(Dataset rows)
[BEGIN]

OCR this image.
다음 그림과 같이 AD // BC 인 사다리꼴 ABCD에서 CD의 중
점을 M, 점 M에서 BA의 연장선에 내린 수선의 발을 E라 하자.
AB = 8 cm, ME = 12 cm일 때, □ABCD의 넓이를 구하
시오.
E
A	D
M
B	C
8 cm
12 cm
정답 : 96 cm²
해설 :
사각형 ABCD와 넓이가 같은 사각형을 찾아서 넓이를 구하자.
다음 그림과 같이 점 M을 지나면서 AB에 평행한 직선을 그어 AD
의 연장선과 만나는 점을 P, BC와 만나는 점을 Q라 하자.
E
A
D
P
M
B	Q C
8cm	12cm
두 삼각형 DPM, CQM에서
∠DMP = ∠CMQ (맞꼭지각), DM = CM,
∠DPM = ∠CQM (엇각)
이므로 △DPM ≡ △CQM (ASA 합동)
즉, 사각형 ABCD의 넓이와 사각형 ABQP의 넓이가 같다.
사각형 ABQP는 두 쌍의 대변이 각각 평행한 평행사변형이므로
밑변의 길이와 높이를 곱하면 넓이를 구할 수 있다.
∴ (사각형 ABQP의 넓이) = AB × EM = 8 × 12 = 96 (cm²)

[END]

◆ **EXERCISE DETAILS**: Check the data for the word "ABQP의" and pull out the lines that have it.

◆ **SOLUTION FOR THIS PROBLEM**:
즉, 사각형 ABCD의 넓이와 사각형 ABQP의 넓이가 같다.
∴ (사각형 ABQP의 넓이) = AB × EM = 8 × 12 = 96 (cm²)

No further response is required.